Material shown
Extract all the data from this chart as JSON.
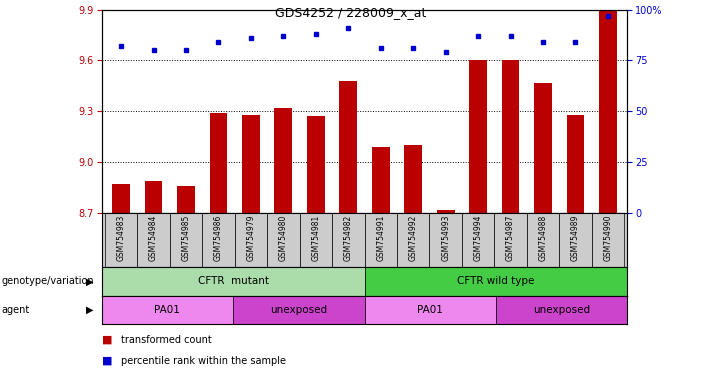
{
  "title": "GDS4252 / 228009_x_at",
  "samples": [
    "GSM754983",
    "GSM754984",
    "GSM754985",
    "GSM754986",
    "GSM754979",
    "GSM754980",
    "GSM754981",
    "GSM754982",
    "GSM754991",
    "GSM754992",
    "GSM754993",
    "GSM754994",
    "GSM754987",
    "GSM754988",
    "GSM754989",
    "GSM754990"
  ],
  "transformed_count": [
    8.87,
    8.89,
    8.86,
    9.29,
    9.28,
    9.32,
    9.27,
    9.48,
    9.09,
    9.1,
    8.72,
    9.6,
    9.6,
    9.47,
    9.28,
    9.97
  ],
  "percentile_rank": [
    82,
    80,
    80,
    84,
    86,
    87,
    88,
    91,
    81,
    81,
    79,
    87,
    87,
    84,
    84,
    97
  ],
  "ylim": [
    8.7,
    9.9
  ],
  "yticks_left": [
    8.7,
    9.0,
    9.3,
    9.6,
    9.9
  ],
  "yticks_right": [
    0,
    25,
    50,
    75,
    100
  ],
  "bar_color": "#bb0000",
  "dot_color": "#0000cc",
  "background_color": "#ffffff",
  "genotype_groups": [
    {
      "label": "CFTR  mutant",
      "start": 0,
      "end": 8,
      "color": "#aaddaa"
    },
    {
      "label": "CFTR wild type",
      "start": 8,
      "end": 16,
      "color": "#44cc44"
    }
  ],
  "agent_groups": [
    {
      "label": "PA01",
      "start": 0,
      "end": 4,
      "color": "#ee88ee"
    },
    {
      "label": "unexposed",
      "start": 4,
      "end": 8,
      "color": "#cc44cc"
    },
    {
      "label": "PA01",
      "start": 8,
      "end": 12,
      "color": "#ee88ee"
    },
    {
      "label": "unexposed",
      "start": 12,
      "end": 16,
      "color": "#cc44cc"
    }
  ],
  "legend_items": [
    {
      "label": "transformed count",
      "color": "#bb0000"
    },
    {
      "label": "percentile rank within the sample",
      "color": "#0000cc"
    }
  ],
  "xlabel_genotype": "genotype/variation",
  "xlabel_agent": "agent"
}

Your objective
Quote every record above exactly, leaving out any pictures.

Task output
Extract all the data from this chart as JSON.
{
  "title": "GDS4252 / 228009_x_at",
  "samples": [
    "GSM754983",
    "GSM754984",
    "GSM754985",
    "GSM754986",
    "GSM754979",
    "GSM754980",
    "GSM754981",
    "GSM754982",
    "GSM754991",
    "GSM754992",
    "GSM754993",
    "GSM754994",
    "GSM754987",
    "GSM754988",
    "GSM754989",
    "GSM754990"
  ],
  "transformed_count": [
    8.87,
    8.89,
    8.86,
    9.29,
    9.28,
    9.32,
    9.27,
    9.48,
    9.09,
    9.1,
    8.72,
    9.6,
    9.6,
    9.47,
    9.28,
    9.97
  ],
  "percentile_rank": [
    82,
    80,
    80,
    84,
    86,
    87,
    88,
    91,
    81,
    81,
    79,
    87,
    87,
    84,
    84,
    97
  ],
  "ylim": [
    8.7,
    9.9
  ],
  "yticks_left": [
    8.7,
    9.0,
    9.3,
    9.6,
    9.9
  ],
  "yticks_right": [
    0,
    25,
    50,
    75,
    100
  ],
  "bar_color": "#bb0000",
  "dot_color": "#0000cc",
  "background_color": "#ffffff",
  "genotype_groups": [
    {
      "label": "CFTR  mutant",
      "start": 0,
      "end": 8,
      "color": "#aaddaa"
    },
    {
      "label": "CFTR wild type",
      "start": 8,
      "end": 16,
      "color": "#44cc44"
    }
  ],
  "agent_groups": [
    {
      "label": "PA01",
      "start": 0,
      "end": 4,
      "color": "#ee88ee"
    },
    {
      "label": "unexposed",
      "start": 4,
      "end": 8,
      "color": "#cc44cc"
    },
    {
      "label": "PA01",
      "start": 8,
      "end": 12,
      "color": "#ee88ee"
    },
    {
      "label": "unexposed",
      "start": 12,
      "end": 16,
      "color": "#cc44cc"
    }
  ],
  "legend_items": [
    {
      "label": "transformed count",
      "color": "#bb0000"
    },
    {
      "label": "percentile rank within the sample",
      "color": "#0000cc"
    }
  ],
  "xlabel_genotype": "genotype/variation",
  "xlabel_agent": "agent"
}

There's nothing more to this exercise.